**PROBLEM STATEMENT:** Go through the entries below and pick out every line with "temperatura".

**** THE RECORDS

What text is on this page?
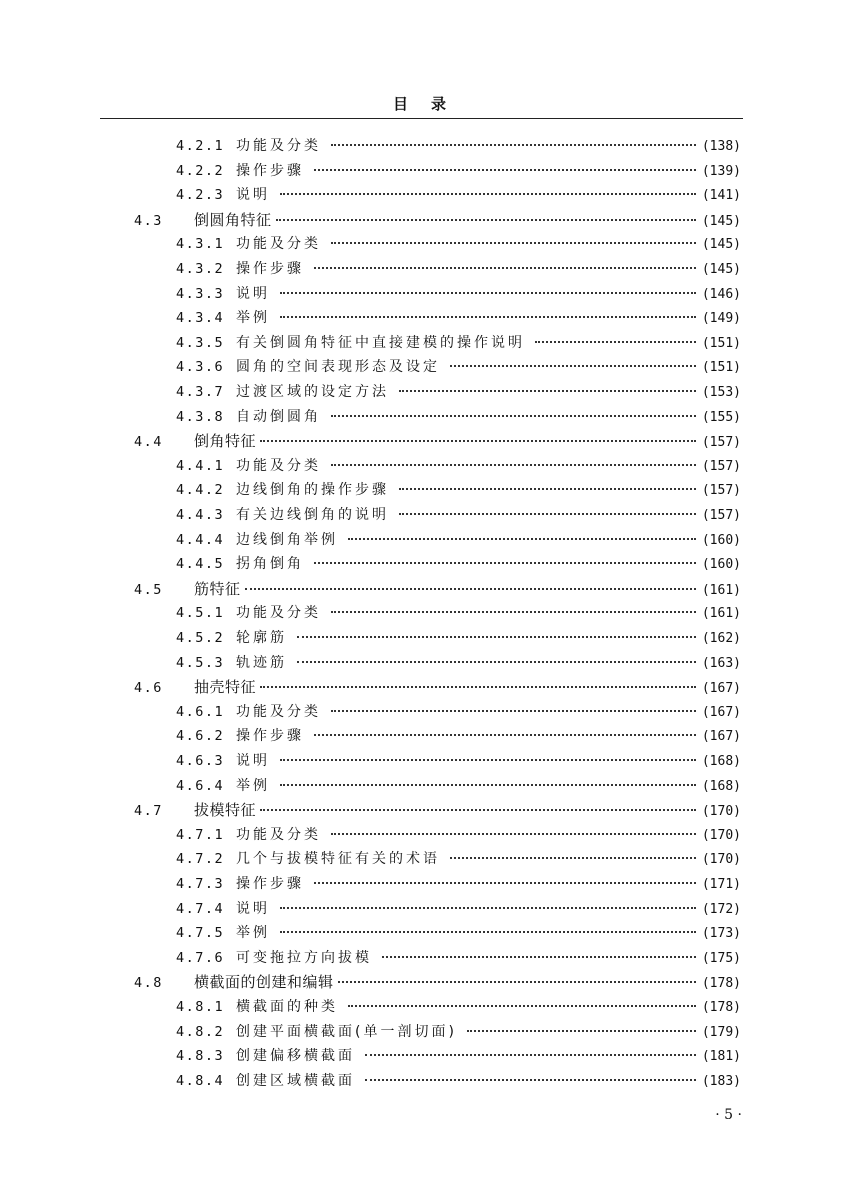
目　录
4.2.1 功能及分类	(138)
4.2.2 操作步骤	(139)
4.2.3 说明	(141)
4.3	倒圆角特征	(145)
4.3.1 功能及分类	(145)
4.3.2 操作步骤	(145)
4.3.3 说明	(146)
4.3.4 举例	(149)
4.3.5 有关倒圆角特征中直接建模的操作说明	(151)
4.3.6 圆角的空间表现形态及设定	(151)
4.3.7 过渡区域的设定方法	(153)
4.3.8 自动倒圆角	(155)
4.4	倒角特征	(157)
4.4.1 功能及分类	(157)
4.4.2 边线倒角的操作步骤	(157)
4.4.3 有关边线倒角的说明	(157)
4.4.4 边线倒角举例	(160)
4.4.5 拐角倒角	(160)
4.5	筋特征	(161)
4.5.1 功能及分类	(161)
4.5.2 轮廓筋	(162)
4.5.3 轨迹筋	(163)
4.6	抽壳特征	(167)
4.6.1 功能及分类	(167)
4.6.2 操作步骤	(167)
4.6.3 说明	(168)
4.6.4 举例	(168)
4.7	拔模特征	(170)
4.7.1 功能及分类	(170)
4.7.2 几个与拔模特征有关的术语	(170)
4.7.3 操作步骤	(171)
4.7.4 说明	(172)
4.7.5 举例	(173)
4.7.6 可变拖拉方向拔模	(175)
4.8	横截面的创建和编辑	(178)
4.8.1 横截面的种类	(178)
4.8.2 创建平面横截面(单一剖切面)	(179)
4.8.3 创建偏移横截面	(181)
4.8.4 创建区域横截面	(183)
· 5 ·
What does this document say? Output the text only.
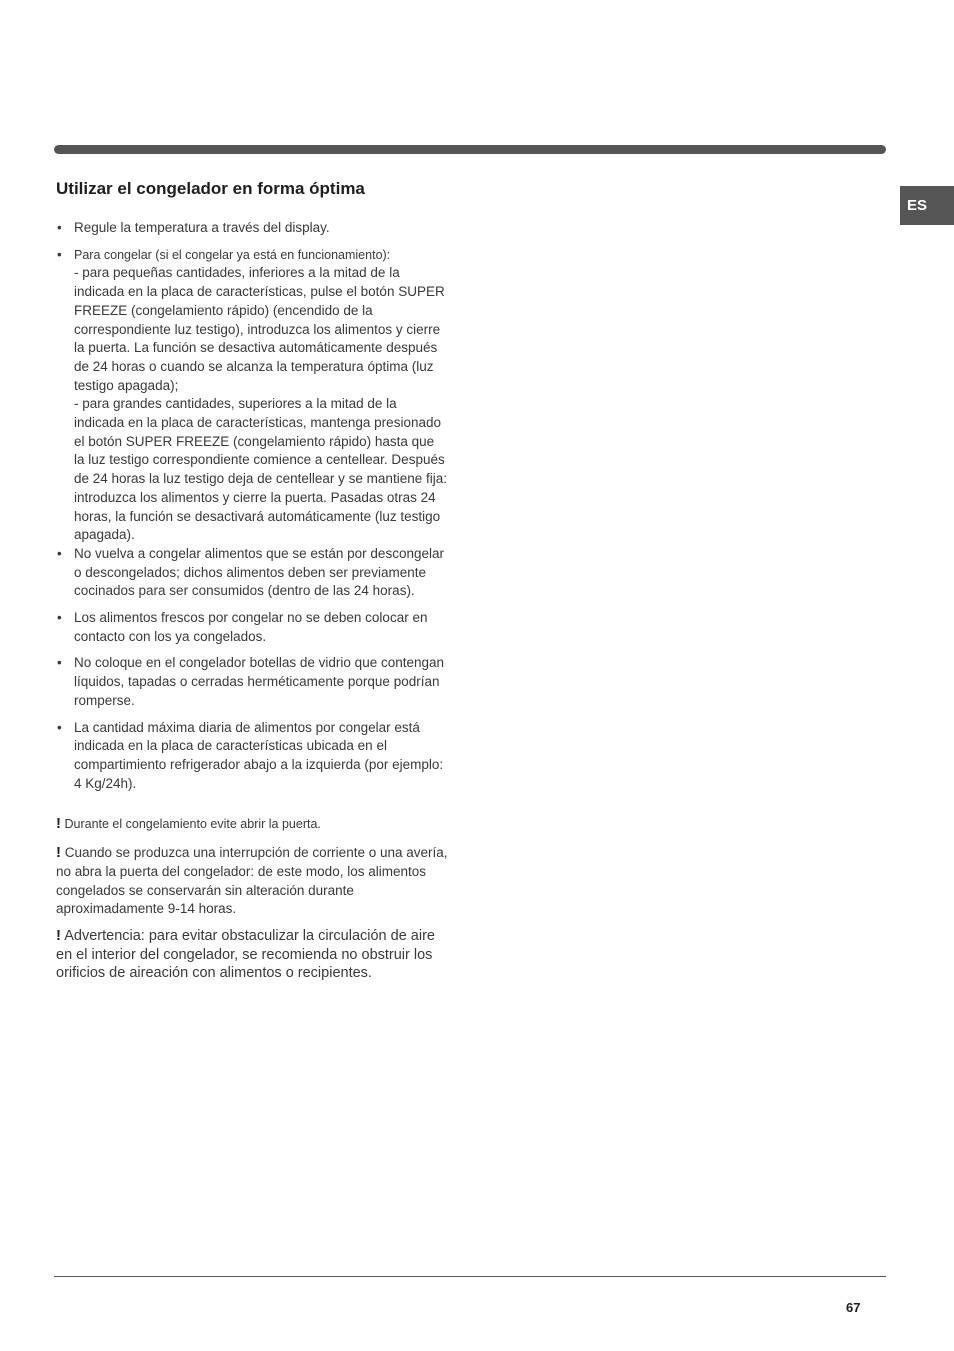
Utilizar el congelador en forma óptima
ES
• Regule la temperatura a través del display.

• Para congelar (si el congelar ya está en funcionamiento):

- para pequeñas cantidades, inferiores a la mitad de la indicada en la placa de características, pulse el botón SUPER FREEZE (congelamiento rápido) (encendido de la correspondiente luz testigo), introduzca los alimentos y cierre la puerta. La función se desactiva automáticamente después de 24 horas o cuando se alcanza la temperatura óptima (luz testigo apagada);

- para grandes cantidades, superiores a la mitad de la indicada en la placa de características, mantenga presionado el botón SUPER FREEZE (congelamiento rápido) hasta que la luz testigo correspondiente comience a centellear. Después de 24 horas la luz testigo deja de centellear y se mantiene fija: introduzca los alimentos y cierre la puerta. Pasadas otras 24 horas, la función se desactivará automáticamente (luz testigo apagada).

• No vuelva a congelar alimentos que se están por descongelar o descongelados; dichos alimentos deben ser previamente cocinados para ser consumidos (dentro de las 24 horas).

• Los alimentos frescos por congelar no se deben colocar en contacto con los ya congelados.

• No coloque en el congelador botellas de vidrio que contengan líquidos, tapadas o cerradas herméticamente porque podrían romperse.

• La cantidad máxima diaria de alimentos por congelar está indicada en la placa de características ubicada en el compartimiento refrigerador abajo a la izquierda (por ejemplo: 4 Kg/24h).

! Durante el congelamiento evite abrir la puerta.

! Cuando se produzca una interrupción de corriente o una avería, no abra la puerta del congelador: de este modo, los alimentos congelados se conservarán sin alteración durante aproximadamente 9-14 horas.

! Advertencia: para evitar obstaculizar la circulación de aire en el interior del congelador, se recomienda no obstruir los orificios de aireación con alimentos o recipientes.

67
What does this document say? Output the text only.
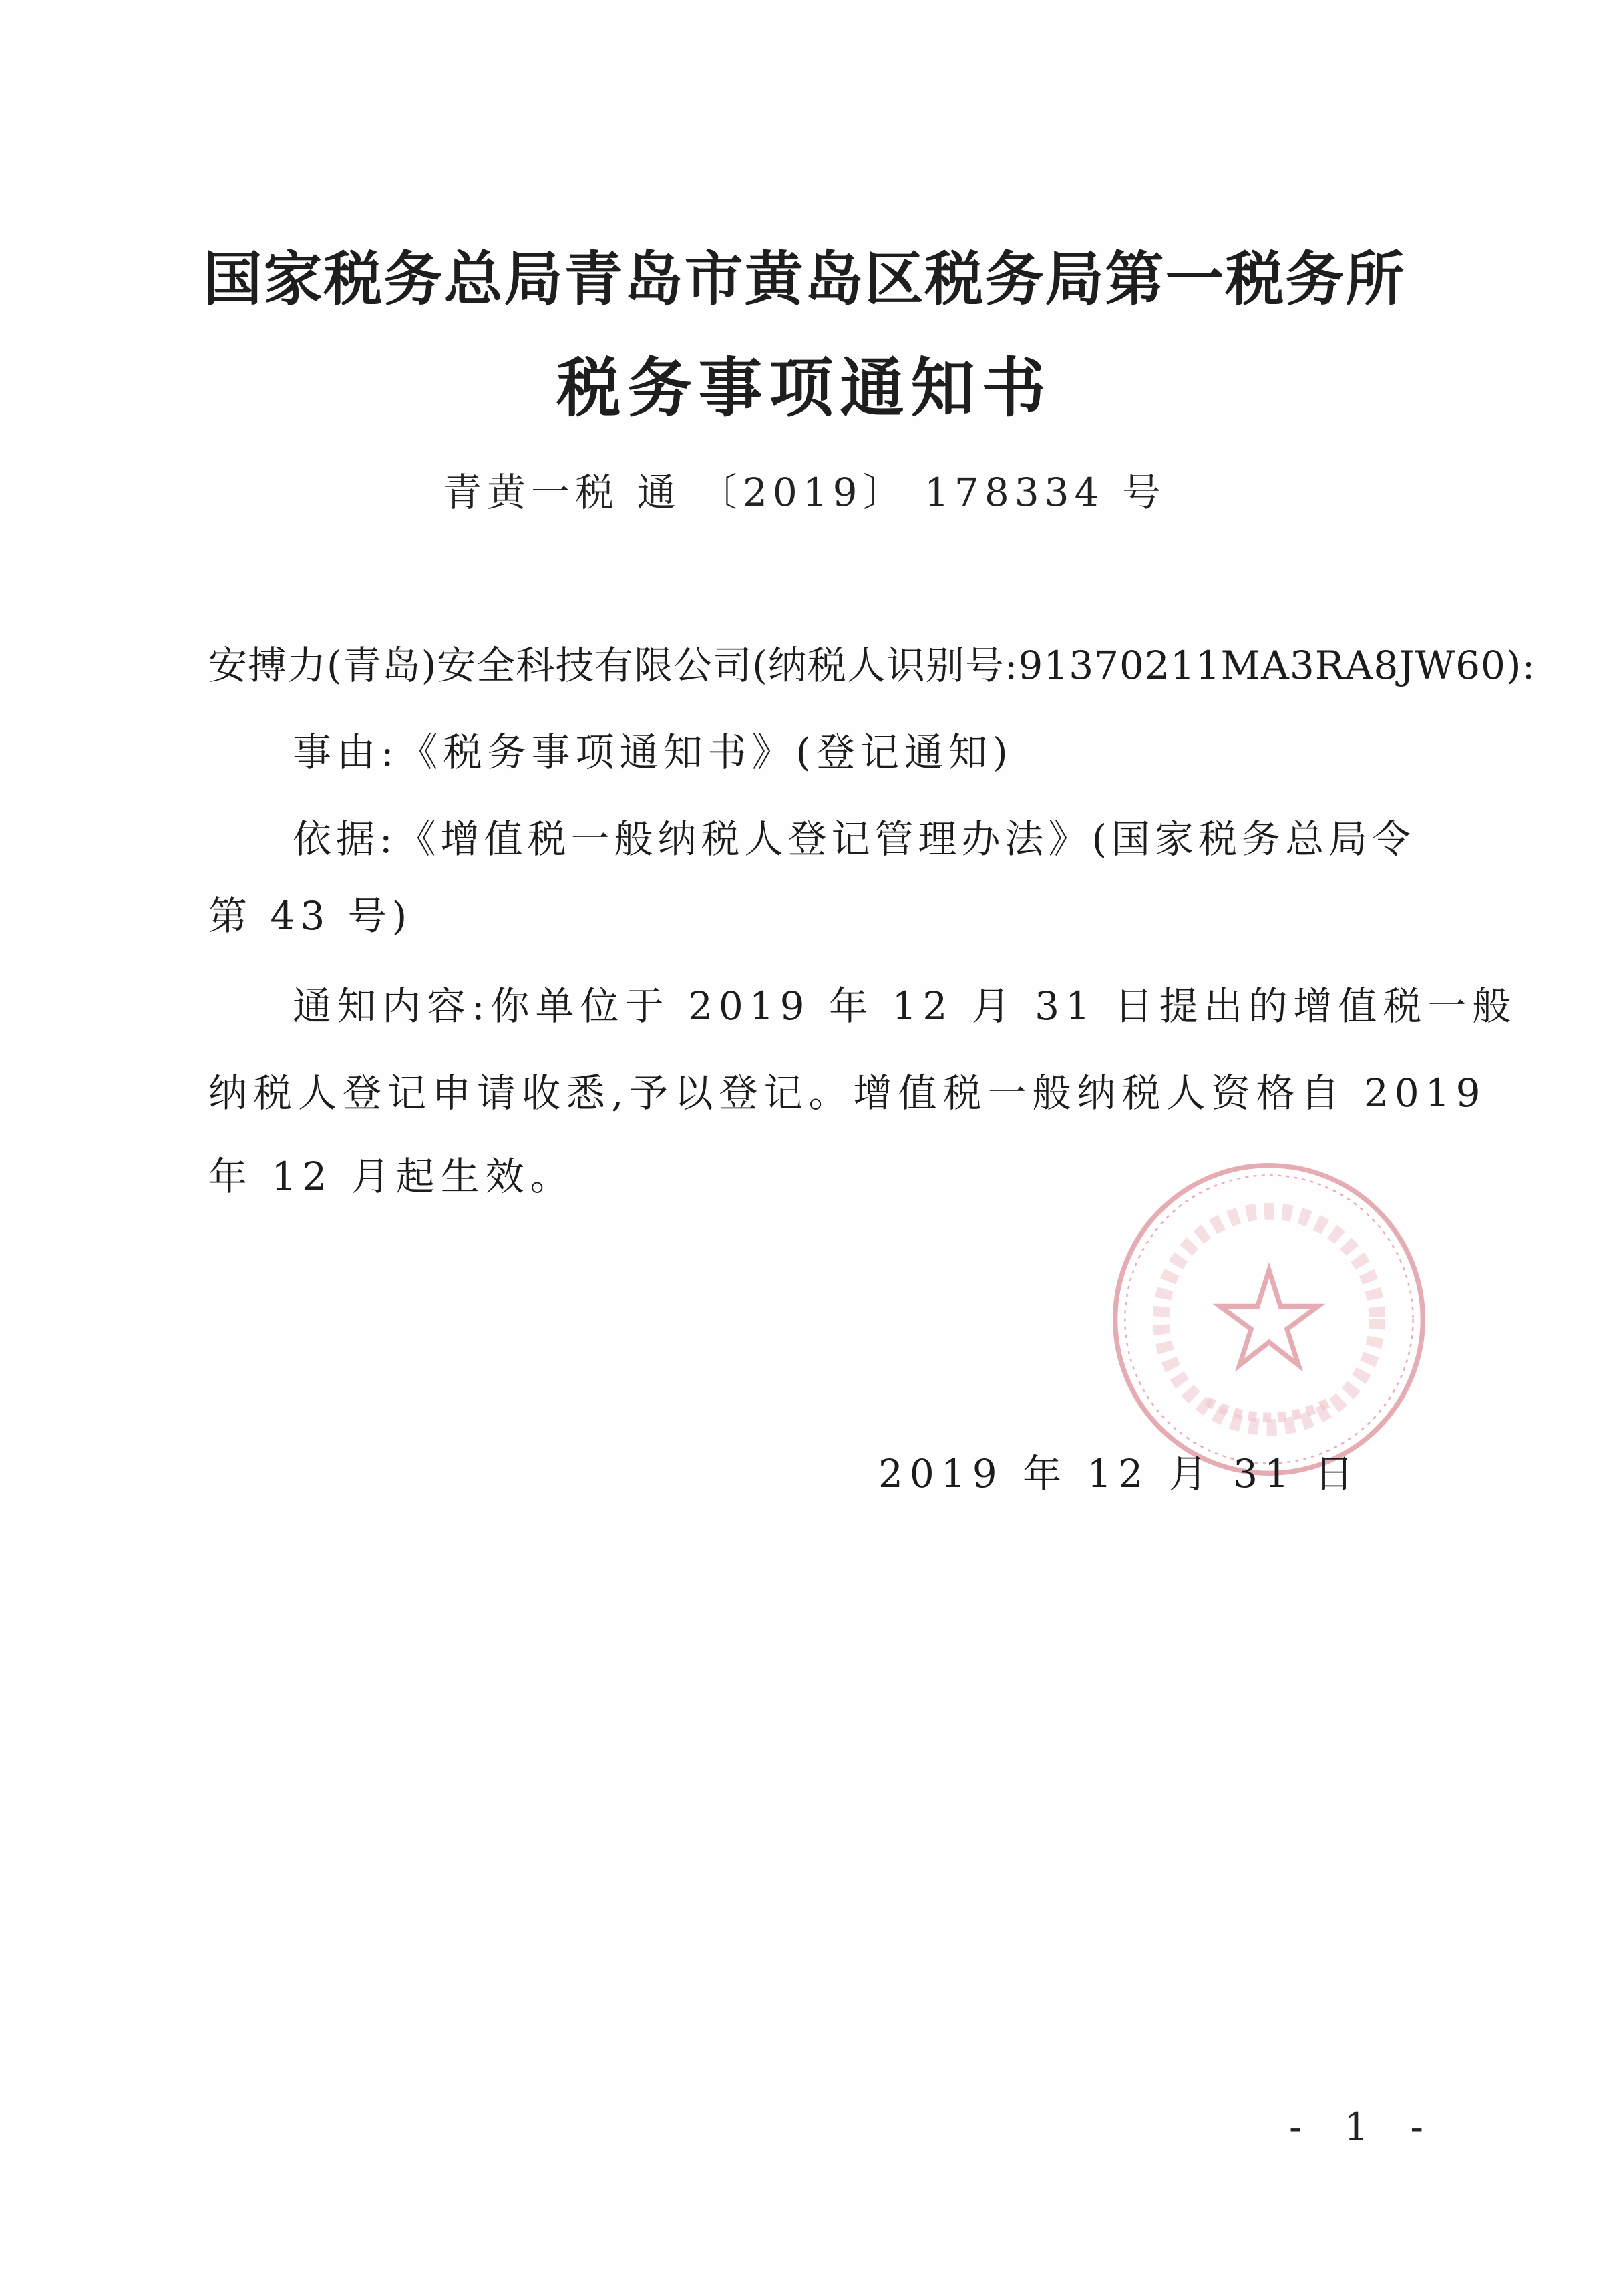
国家税务总局青岛市黄岛区税务局第一税务所
税务事项通知书
青黄一税 通 〔2019〕 178334 号
安搏力(青岛)安全科技有限公司(纳税人识别号:91370211MA3RA8JW60):
事由:《税务事项通知书》(登记通知)
依据:《增值税一般纳税人登记管理办法》(国家税务总局令
第 43 号)
通知内容:你单位于 2019 年 12 月 31 日提出的增值税一般
纳税人登记申请收悉,予以登记。增值税一般纳税人资格自 2019
年 12 月起生效。
2019 年 12 月 31 日
- 1 -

********

**ANSWER FOR THIS EXERCISE:**
• Regule la temperatura a través del display.
- para pequeñas cantidades, inferiores a la mitad de la indicada en la placa de características, pulse el botón SUPER FREEZE (congelamiento rápido) (encendido de la correspondiente luz testigo), introduzca los alimentos y cierre la puerta. La función se desactiva automáticamente después de 24 horas o cuando se alcanza la temperatura óptima (luz testigo apagada);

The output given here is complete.